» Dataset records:
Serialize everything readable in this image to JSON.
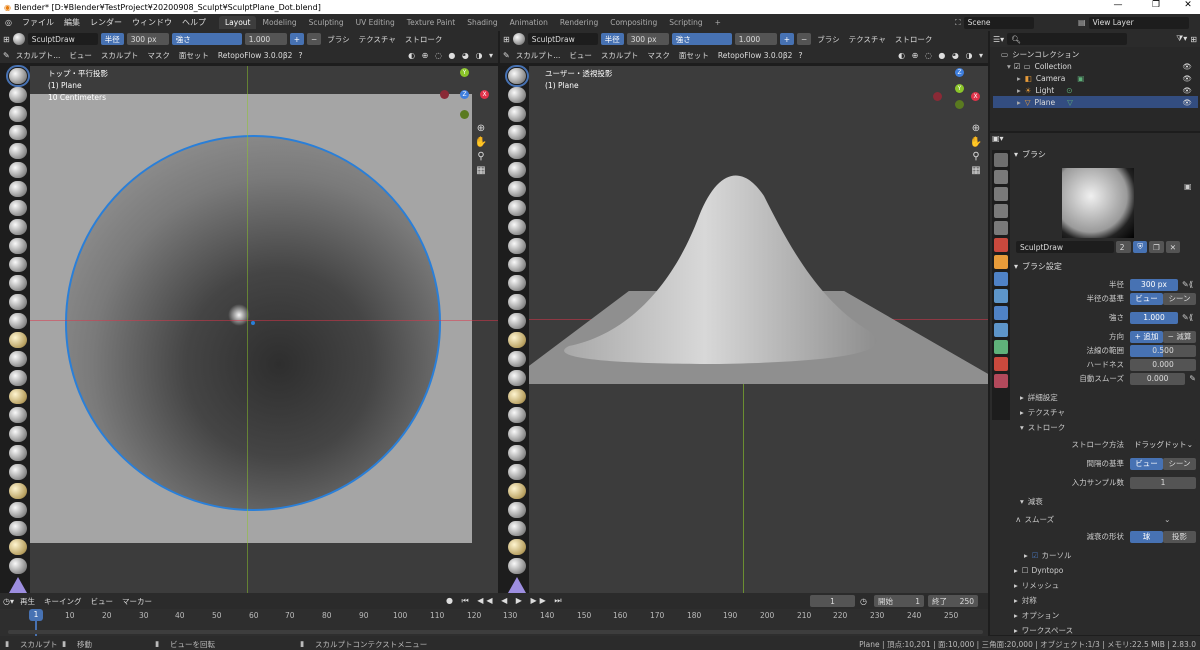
{
  "window": {
    "title": "Blender* [D:¥Blender¥TestProject¥20200908_Sculpt¥SculptPlane_Dot.blend]",
    "minimize": "—",
    "maximize": "❐",
    "close": "✕"
  },
  "menus": [
    "ファイル",
    "編集",
    "レンダー",
    "ウィンドウ",
    "ヘルプ"
  ],
  "workspaces": [
    "Layout",
    "Modeling",
    "Sculpting",
    "UV Editing",
    "Texture Paint",
    "Shading",
    "Animation",
    "Rendering",
    "Compositing",
    "Scripting"
  ],
  "workspaces_add": "+",
  "scene_label": "Scene",
  "view_layer_label": "View Layer",
  "viewport_header": {
    "brush_name": "SculptDraw",
    "radius_label": "半径",
    "radius_value": "300 px",
    "strength_label": "強さ",
    "strength_value": "1.000",
    "brush_menu": "ブラシ",
    "texture_menu": "テクスチャ",
    "stroke_menu": "ストローク",
    "plus": "+",
    "minus": "−"
  },
  "viewport_menu": {
    "mode": "スカルプト...",
    "items": [
      "ビュー",
      "スカルプト",
      "マスク",
      "面セット"
    ],
    "addon": "RetopoFlow 3.0.0β2"
  },
  "left_viewport": {
    "view_name": "トップ・平行投影",
    "object": "(1) Plane",
    "scale": "10 Centimeters"
  },
  "right_viewport": {
    "view_name": "ユーザー・透視投影",
    "object": "(1) Plane"
  },
  "gizmo": {
    "x": "X",
    "y": "Y",
    "z": "Z"
  },
  "outliner": {
    "root": "シーンコレクション",
    "collection": "Collection",
    "items": [
      "Camera",
      "Light",
      "Plane"
    ]
  },
  "properties": {
    "brush_panel": "ブラシ",
    "brush_name": "SculptDraw",
    "brush_users": "2",
    "brush_settings": "ブラシ設定",
    "radius_label": "半径",
    "radius_value": "300 px",
    "radius_ref_label": "半径の基準",
    "radius_ref_options": [
      "ビュー",
      "シーン"
    ],
    "strength_label": "強さ",
    "strength_value": "1.000",
    "direction_label": "方向",
    "direction_options": [
      "+ 追加",
      "− 減算"
    ],
    "normal_radius_label": "法線の範囲",
    "normal_radius_value": "0.500",
    "hardness_label": "ハードネス",
    "hardness_value": "0.000",
    "autosmooth_label": "自動スムーズ",
    "autosmooth_value": "0.000",
    "advanced": "詳細設定",
    "texture": "テクスチャ",
    "stroke": "ストローク",
    "stroke_method_label": "ストローク方法",
    "stroke_method_value": "ドラッグドット",
    "spacing_ref_label": "間隔の基準",
    "spacing_ref_options": [
      "ビュー",
      "シーン"
    ],
    "input_samples_label": "入力サンプル数",
    "input_samples_value": "1",
    "falloff": "減衰",
    "smooth": "スムーズ",
    "falloff_shape_label": "減衰の形状",
    "falloff_shape_options": [
      "球",
      "投影"
    ],
    "cursor": "カーソル",
    "dyntopo": "Dyntopo",
    "remesh": "リメッシュ",
    "symmetry": "対称",
    "options": "オプション",
    "workspace": "ワークスペース"
  },
  "timeline": {
    "menus": [
      "再生",
      "キーイング",
      "ビュー",
      "マーカー"
    ],
    "current_frame": "1",
    "start_label": "開始",
    "start_value": "1",
    "end_label": "終了",
    "end_value": "250",
    "ticks": [
      "1",
      "10",
      "20",
      "30",
      "40",
      "50",
      "60",
      "70",
      "80",
      "90",
      "100",
      "110",
      "120",
      "130",
      "140",
      "150",
      "160",
      "170",
      "180",
      "190",
      "200",
      "210",
      "220",
      "230",
      "240",
      "250"
    ]
  },
  "status": {
    "left1": "スカルプト",
    "left2": "移動",
    "left3": "ビューを回転",
    "left4": "スカルプトコンテクストメニュー",
    "right": "Plane | 頂点:10,201 | 面:10,000 | 三角面:20,000 | オブジェクト:1/3 | メモリ:22.5 MiB | 2.83.0"
  },
  "colors": {
    "accent": "#4772b3",
    "background": "#1d1d1d",
    "header": "#2b2b2b",
    "brush_circle": "#2a7fd8",
    "axis_x": "#e0334a",
    "axis_y": "#8bc52a",
    "axis_z": "#3f7fde"
  }
}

» Stated task:
Verbatim reproduction of every record is required; images are left out.

» Exercise response:
Serialize everything readable in this image to JSON.
{
  "window": {
    "title": "Blender* [D:¥Blender¥TestProject¥20200908_Sculpt¥SculptPlane_Dot.blend]",
    "minimize": "—",
    "maximize": "❐",
    "close": "✕"
  },
  "menus": [
    "ファイル",
    "編集",
    "レンダー",
    "ウィンドウ",
    "ヘルプ"
  ],
  "workspaces": [
    "Layout",
    "Modeling",
    "Sculpting",
    "UV Editing",
    "Texture Paint",
    "Shading",
    "Animation",
    "Rendering",
    "Compositing",
    "Scripting"
  ],
  "workspaces_add": "+",
  "scene_label": "Scene",
  "view_layer_label": "View Layer",
  "viewport_header": {
    "brush_name": "SculptDraw",
    "radius_label": "半径",
    "radius_value": "300 px",
    "strength_label": "強さ",
    "strength_value": "1.000",
    "brush_menu": "ブラシ",
    "texture_menu": "テクスチャ",
    "stroke_menu": "ストローク",
    "plus": "+",
    "minus": "−"
  },
  "viewport_menu": {
    "mode": "スカルプト...",
    "items": [
      "ビュー",
      "スカルプト",
      "マスク",
      "面セット"
    ],
    "addon": "RetopoFlow 3.0.0β2"
  },
  "left_viewport": {
    "view_name": "トップ・平行投影",
    "object": "(1) Plane",
    "scale": "10 Centimeters"
  },
  "right_viewport": {
    "view_name": "ユーザー・透視投影",
    "object": "(1) Plane"
  },
  "gizmo": {
    "x": "X",
    "y": "Y",
    "z": "Z"
  },
  "outliner": {
    "root": "シーンコレクション",
    "collection": "Collection",
    "items": [
      "Camera",
      "Light",
      "Plane"
    ]
  },
  "properties": {
    "brush_panel": "ブラシ",
    "brush_name": "SculptDraw",
    "brush_users": "2",
    "brush_settings": "ブラシ設定",
    "radius_label": "半径",
    "radius_value": "300 px",
    "radius_ref_label": "半径の基準",
    "radius_ref_options": [
      "ビュー",
      "シーン"
    ],
    "strength_label": "強さ",
    "strength_value": "1.000",
    "direction_label": "方向",
    "direction_options": [
      "+ 追加",
      "− 減算"
    ],
    "normal_radius_label": "法線の範囲",
    "normal_radius_value": "0.500",
    "hardness_label": "ハードネス",
    "hardness_value": "0.000",
    "autosmooth_label": "自動スムーズ",
    "autosmooth_value": "0.000",
    "advanced": "詳細設定",
    "texture": "テクスチャ",
    "stroke": "ストローク",
    "stroke_method_label": "ストローク方法",
    "stroke_method_value": "ドラッグドット",
    "spacing_ref_label": "間隔の基準",
    "spacing_ref_options": [
      "ビュー",
      "シーン"
    ],
    "input_samples_label": "入力サンプル数",
    "input_samples_value": "1",
    "falloff": "減衰",
    "smooth": "スムーズ",
    "falloff_shape_label": "減衰の形状",
    "falloff_shape_options": [
      "球",
      "投影"
    ],
    "cursor": "カーソル",
    "dyntopo": "Dyntopo",
    "remesh": "リメッシュ",
    "symmetry": "対称",
    "options": "オプション",
    "workspace": "ワークスペース"
  },
  "timeline": {
    "menus": [
      "再生",
      "キーイング",
      "ビュー",
      "マーカー"
    ],
    "current_frame": "1",
    "start_label": "開始",
    "start_value": "1",
    "end_label": "終了",
    "end_value": "250",
    "ticks": [
      "1",
      "10",
      "20",
      "30",
      "40",
      "50",
      "60",
      "70",
      "80",
      "90",
      "100",
      "110",
      "120",
      "130",
      "140",
      "150",
      "160",
      "170",
      "180",
      "190",
      "200",
      "210",
      "220",
      "230",
      "240",
      "250"
    ]
  },
  "status": {
    "left1": "スカルプト",
    "left2": "移動",
    "left3": "ビューを回転",
    "left4": "スカルプトコンテクストメニュー",
    "right": "Plane | 頂点:10,201 | 面:10,000 | 三角面:20,000 | オブジェクト:1/3 | メモリ:22.5 MiB | 2.83.0"
  },
  "colors": {
    "accent": "#4772b3",
    "background": "#1d1d1d",
    "header": "#2b2b2b",
    "brush_circle": "#2a7fd8",
    "axis_x": "#e0334a",
    "axis_y": "#8bc52a",
    "axis_z": "#3f7fde"
  }
}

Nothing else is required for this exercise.